### GOAL
Write out the entries verbatim and leave the images out of the copy.

━━ INFORMATION SUPPLIED

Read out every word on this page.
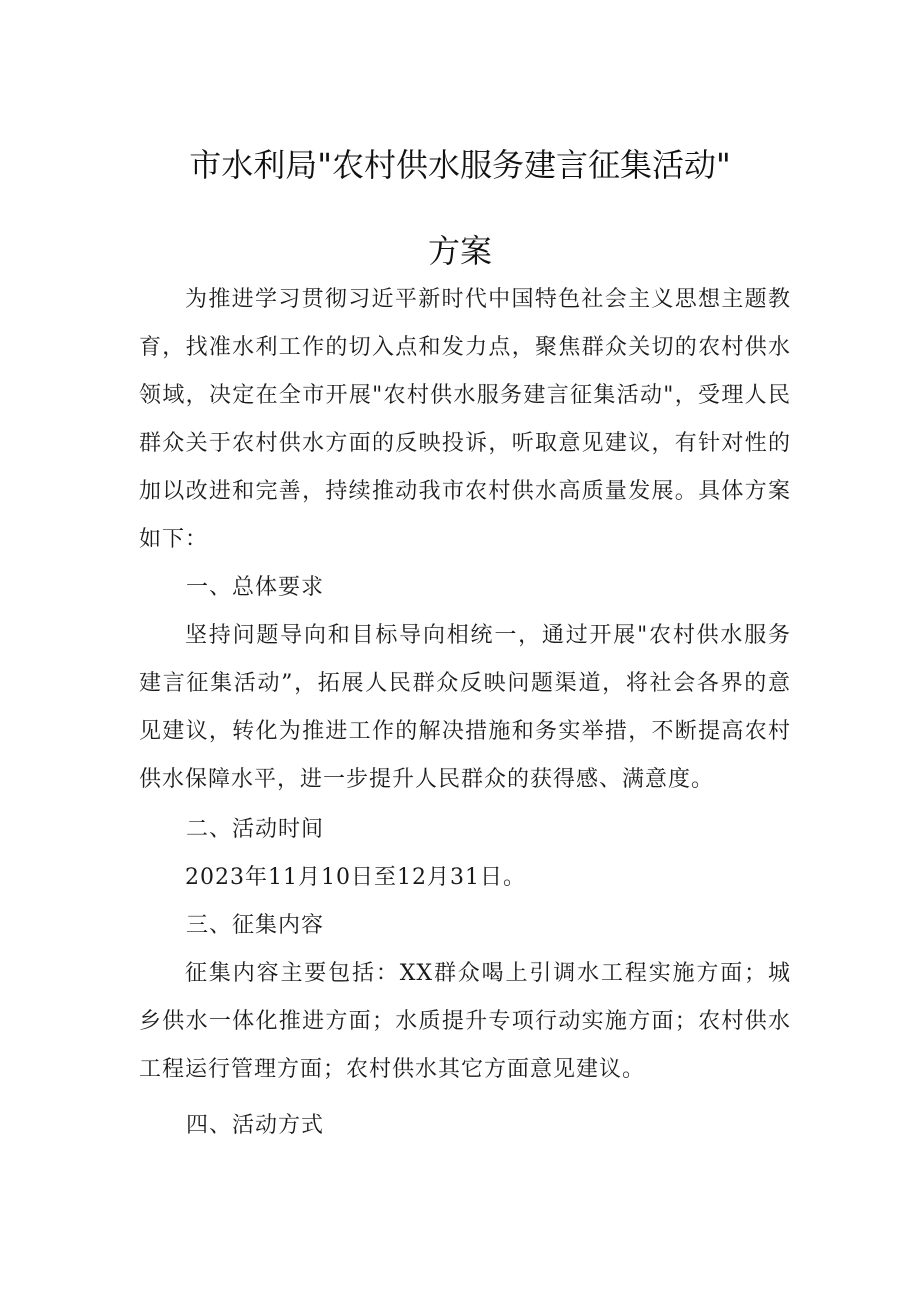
市水利局"农村供水服务建言征集活动"
方案

为推进学习贯彻习近平新时代中国特色社会主义思想主题教育，找准水利工作的切入点和发力点，聚焦群众关切的农村供水领域，决定在全市开展"农村供水服务建言征集活动"，受理人民群众关于农村供水方面的反映投诉，听取意见建议，有针对性的加以改进和完善，持续推动我市农村供水高质量发展。具体方案如下：

一、总体要求

坚持问题导向和目标导向相统一，通过开展"农村供水服务建言征集活动”，拓展人民群众反映问题渠道，将社会各界的意见建议，转化为推进工作的解决措施和务实举措，不断提高农村供水保障水平，进一步提升人民群众的获得感、满意度。

二、活动时间

2023年11月10日至12月31日。

三、征集内容

征集内容主要包括：XX群众喝上引调水工程实施方面；城乡供水一体化推进方面；水质提升专项行动实施方面；农村供水工程运行管理方面；农村供水其它方面意见建议。

四、活动方式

━━━━

### FINISHED TASK
Read out every word on this page.
市水利局"农村供水服务建言征集活动"
方案

为推进学习贯彻习近平新时代中国特色社会主义思想主题教育，找准水利工作的切入点和发力点，聚焦群众关切的农村供水领域，决定在全市开展"农村供水服务建言征集活动"，受理人民群众关于农村供水方面的反映投诉，听取意见建议，有针对性的加以改进和完善，持续推动我市农村供水高质量发展。具体方案如下：

一、总体要求

坚持问题导向和目标导向相统一，通过开展"农村供水服务建言征集活动”，拓展人民群众反映问题渠道，将社会各界的意见建议，转化为推进工作的解决措施和务实举措，不断提高农村供水保障水平，进一步提升人民群众的获得感、满意度。

二、活动时间

2023年11月10日至12月31日。

三、征集内容

征集内容主要包括：XX群众喝上引调水工程实施方面；城乡供水一体化推进方面；水质提升专项行动实施方面；农村供水工程运行管理方面；农村供水其它方面意见建议。

四、活动方式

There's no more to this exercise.